▶ [Description of the task]: Please revise the records below by replacing every "Give Up" with "Show Answer" and keeping everything else the same. Leave the pictures out.

#### Data to process

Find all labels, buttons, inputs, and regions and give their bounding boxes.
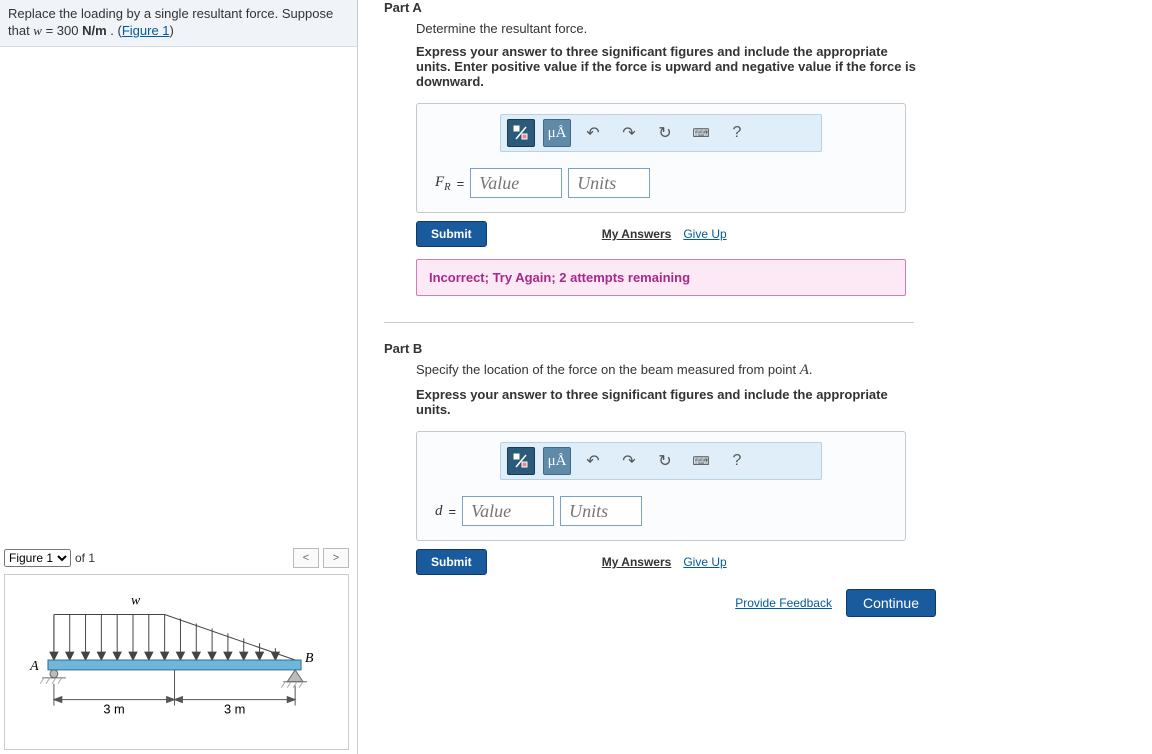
part-a-value-input[interactable] bbox=[470, 168, 562, 198]
part-b-instructions: Express your answer to three significant… bbox=[416, 387, 916, 417]
reset-icon[interactable]: ↻ bbox=[651, 447, 679, 475]
label-a: A bbox=[29, 658, 39, 673]
help-icon[interactable]: ? bbox=[723, 119, 751, 147]
redo-icon[interactable]: ↷ bbox=[615, 447, 643, 475]
part-a-submit-button[interactable]: Submit bbox=[416, 221, 487, 247]
problem-units: N/m bbox=[82, 23, 107, 38]
part-b-value-input[interactable] bbox=[462, 496, 554, 526]
part-a-answer-line: FR = bbox=[435, 168, 891, 198]
special-chars-icon[interactable]: μÅ bbox=[543, 447, 571, 475]
part-a-title: Part A bbox=[384, 0, 1144, 15]
figure-link[interactable]: Figure 1 bbox=[122, 23, 170, 38]
part-b-submit-button[interactable]: Submit bbox=[416, 549, 487, 575]
label-b: B bbox=[305, 650, 314, 665]
redo-icon[interactable]: ↷ bbox=[615, 119, 643, 147]
fraction-tool-icon[interactable] bbox=[507, 447, 535, 475]
separator bbox=[384, 322, 914, 323]
part-a-give-up-link[interactable]: Give Up bbox=[683, 227, 726, 241]
problem-equals: = 300 bbox=[42, 23, 82, 38]
figure-select[interactable]: Figure 1 bbox=[4, 549, 71, 567]
dist-2: 3 m bbox=[224, 701, 245, 716]
figure-nav: Figure 1 of 1 < > bbox=[4, 548, 349, 568]
special-chars-icon[interactable]: μÅ bbox=[543, 119, 571, 147]
part-a-feedback: Incorrect; Try Again; 2 attempts remaini… bbox=[416, 259, 906, 296]
right-panel: Part A Determine the resultant force. Ex… bbox=[384, 0, 1144, 635]
part-a-submit-row: Submit My Answers Give Up bbox=[416, 221, 906, 247]
help-icon[interactable]: ? bbox=[723, 447, 751, 475]
footer-row: Provide Feedback Continue bbox=[416, 589, 936, 617]
part-b-prompt-point: A bbox=[800, 362, 809, 378]
undo-icon[interactable]: ↶ bbox=[579, 447, 607, 475]
fraction-tool-icon[interactable] bbox=[507, 119, 535, 147]
part-b-equals: = bbox=[449, 504, 457, 519]
part-b-submit-row: Submit My Answers Give Up bbox=[416, 549, 906, 575]
keyboard-icon[interactable]: ⌨ bbox=[687, 447, 715, 475]
undo-icon[interactable]: ↶ bbox=[579, 119, 607, 147]
part-b-prompt: Specify the location of the force on the… bbox=[416, 362, 1144, 379]
keyboard-icon[interactable]: ⌨ bbox=[687, 119, 715, 147]
beam-diagram: w A B 3 m 3 m bbox=[5, 575, 348, 749]
part-b-prompt-post: . bbox=[809, 362, 813, 377]
part-b-answer-line: d = bbox=[435, 496, 891, 526]
part-a-answer-panel: μÅ ↶ ↷ ↻ ⌨ ? FR = bbox=[416, 103, 906, 213]
problem-statement: Replace the loading by a single resultan… bbox=[0, 0, 357, 47]
part-b-var-label: d bbox=[435, 503, 443, 520]
label-w: w bbox=[131, 593, 141, 608]
part-a-units-input[interactable] bbox=[568, 168, 650, 198]
reset-icon[interactable]: ↻ bbox=[651, 119, 679, 147]
part-a: Part A Determine the resultant force. Ex… bbox=[384, 0, 1144, 296]
part-a-instructions: Express your answer to three significant… bbox=[416, 44, 916, 89]
problem-text-post: . ( bbox=[107, 23, 122, 38]
part-a-equals: = bbox=[457, 176, 465, 191]
part-b-answer-panel: μÅ ↶ ↷ ↻ ⌨ ? d = bbox=[416, 431, 906, 541]
figure-box: w A B 3 m 3 m bbox=[4, 574, 349, 750]
part-a-toolbar: μÅ ↶ ↷ ↻ ⌨ ? bbox=[500, 114, 822, 152]
part-b-toolbar: μÅ ↶ ↷ ↻ ⌨ ? bbox=[500, 442, 822, 480]
figure-of-label: of 1 bbox=[75, 551, 95, 565]
provide-feedback-link[interactable]: Provide Feedback bbox=[735, 596, 832, 610]
dist-1: 3 m bbox=[103, 701, 124, 716]
left-panel: Replace the loading by a single resultan… bbox=[0, 0, 358, 754]
part-b: Part B Specify the location of the force… bbox=[384, 341, 1144, 617]
part-b-title: Part B bbox=[384, 341, 1144, 356]
part-b-units-input[interactable] bbox=[560, 496, 642, 526]
part-a-var-label: FR bbox=[435, 174, 451, 193]
part-b-prompt-pre: Specify the location of the force on the… bbox=[416, 362, 800, 377]
problem-text-close: ) bbox=[170, 23, 174, 38]
figure-prev-button[interactable]: < bbox=[293, 548, 319, 568]
figure-next-button[interactable]: > bbox=[323, 548, 349, 568]
part-b-give-up-link[interactable]: Give Up bbox=[683, 555, 726, 569]
part-a-prompt: Determine the resultant force. bbox=[416, 21, 1144, 36]
problem-var: w bbox=[33, 23, 42, 38]
part-b-my-answers-link[interactable]: My Answers bbox=[602, 555, 672, 569]
continue-button[interactable]: Continue bbox=[846, 589, 936, 617]
part-a-my-answers-link[interactable]: My Answers bbox=[602, 227, 672, 241]
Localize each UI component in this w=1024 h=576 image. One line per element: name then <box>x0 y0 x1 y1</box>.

########

▶ [Output]:
Find all labels, buttons, inputs, and regions and give their bounding boxes.
part-a-value-input[interactable] bbox=[470, 168, 562, 198]
part-b-instructions: Express your answer to three significant… bbox=[416, 387, 916, 417]
reset-icon[interactable]: ↻ bbox=[651, 447, 679, 475]
label-a: A bbox=[29, 658, 39, 673]
help-icon[interactable]: ? bbox=[723, 119, 751, 147]
redo-icon[interactable]: ↷ bbox=[615, 447, 643, 475]
part-a-submit-button[interactable]: Submit bbox=[416, 221, 487, 247]
problem-units: N/m bbox=[82, 23, 107, 38]
part-b-value-input[interactable] bbox=[462, 496, 554, 526]
part-a-answer-line: FR = bbox=[435, 168, 891, 198]
special-chars-icon[interactable]: μÅ bbox=[543, 447, 571, 475]
part-a-title: Part A bbox=[384, 0, 1144, 15]
figure-link[interactable]: Figure 1 bbox=[122, 23, 170, 38]
part-b-submit-button[interactable]: Submit bbox=[416, 549, 487, 575]
label-b: B bbox=[305, 650, 314, 665]
redo-icon[interactable]: ↷ bbox=[615, 119, 643, 147]
fraction-tool-icon[interactable] bbox=[507, 447, 535, 475]
separator bbox=[384, 322, 914, 323]
part-a-give-up-link[interactable]: Show Answer bbox=[683, 227, 726, 241]
problem-equals: = 300 bbox=[42, 23, 82, 38]
figure-select[interactable]: Figure 1 bbox=[4, 549, 71, 567]
dist-2: 3 m bbox=[224, 701, 245, 716]
figure-nav: Figure 1 of 1 < > bbox=[4, 548, 349, 568]
special-chars-icon[interactable]: μÅ bbox=[543, 119, 571, 147]
part-a-feedback: Incorrect; Try Again; 2 attempts remaini… bbox=[416, 259, 906, 296]
right-panel: Part A Determine the resultant force. Ex… bbox=[384, 0, 1144, 635]
part-a-submit-row: Submit My Answers Show Answer bbox=[416, 221, 906, 247]
help-icon[interactable]: ? bbox=[723, 447, 751, 475]
footer-row: Provide Feedback Continue bbox=[416, 589, 936, 617]
part-b-prompt-point: A bbox=[800, 362, 809, 378]
undo-icon[interactable]: ↶ bbox=[579, 447, 607, 475]
fraction-tool-icon[interactable] bbox=[507, 119, 535, 147]
part-b-equals: = bbox=[449, 504, 457, 519]
part-b-submit-row: Submit My Answers Show Answer bbox=[416, 549, 906, 575]
keyboard-icon[interactable]: ⌨ bbox=[687, 447, 715, 475]
undo-icon[interactable]: ↶ bbox=[579, 119, 607, 147]
part-b-prompt: Specify the location of the force on the… bbox=[416, 362, 1144, 379]
keyboard-icon[interactable]: ⌨ bbox=[687, 119, 715, 147]
beam-diagram: w A B 3 m 3 m bbox=[5, 575, 348, 749]
part-b-prompt-post: . bbox=[809, 362, 813, 377]
part-b-answer-line: d = bbox=[435, 496, 891, 526]
part-a-answer-panel: μÅ ↶ ↷ ↻ ⌨ ? FR = bbox=[416, 103, 906, 213]
problem-statement: Replace the loading by a single resultan… bbox=[0, 0, 357, 47]
part-b-var-label: d bbox=[435, 503, 443, 520]
label-w: w bbox=[131, 593, 141, 608]
part-a-units-input[interactable] bbox=[568, 168, 650, 198]
reset-icon[interactable]: ↻ bbox=[651, 119, 679, 147]
part-a: Part A Determine the resultant force. Ex… bbox=[384, 0, 1144, 296]
part-a-instructions: Express your answer to three significant… bbox=[416, 44, 916, 89]
problem-text-post: . ( bbox=[107, 23, 122, 38]
part-a-equals: = bbox=[457, 176, 465, 191]
part-b-answer-panel: μÅ ↶ ↷ ↻ ⌨ ? d = bbox=[416, 431, 906, 541]
figure-box: w A B 3 m 3 m bbox=[4, 574, 349, 750]
part-a-toolbar: μÅ ↶ ↷ ↻ ⌨ ? bbox=[500, 114, 822, 152]
part-b-toolbar: μÅ ↶ ↷ ↻ ⌨ ? bbox=[500, 442, 822, 480]
figure-of-label: of 1 bbox=[75, 551, 95, 565]
provide-feedback-link[interactable]: Provide Feedback bbox=[735, 596, 832, 610]
dist-1: 3 m bbox=[103, 701, 124, 716]
left-panel: Replace the loading by a single resultan… bbox=[0, 0, 358, 754]
part-b: Part B Specify the location of the force… bbox=[384, 341, 1144, 617]
part-b-title: Part B bbox=[384, 341, 1144, 356]
part-b-units-input[interactable] bbox=[560, 496, 642, 526]
part-a-var-label: FR bbox=[435, 174, 451, 193]
part-b-prompt-pre: Specify the location of the force on the… bbox=[416, 362, 800, 377]
problem-text-close: ) bbox=[170, 23, 174, 38]
figure-prev-button[interactable]: < bbox=[293, 548, 319, 568]
figure-next-button[interactable]: > bbox=[323, 548, 349, 568]
part-b-give-up-link[interactable]: Show Answer bbox=[683, 555, 726, 569]
part-a-prompt: Determine the resultant force. bbox=[416, 21, 1144, 36]
problem-var: w bbox=[33, 23, 42, 38]
part-b-my-answers-link[interactable]: My Answers bbox=[602, 555, 672, 569]
continue-button[interactable]: Continue bbox=[846, 589, 936, 617]
part-a-my-answers-link[interactable]: My Answers bbox=[602, 227, 672, 241]
Localize each UI component in this w=1024 h=576 image. One line per element: name then <box>x0 y0 x1 y1</box>.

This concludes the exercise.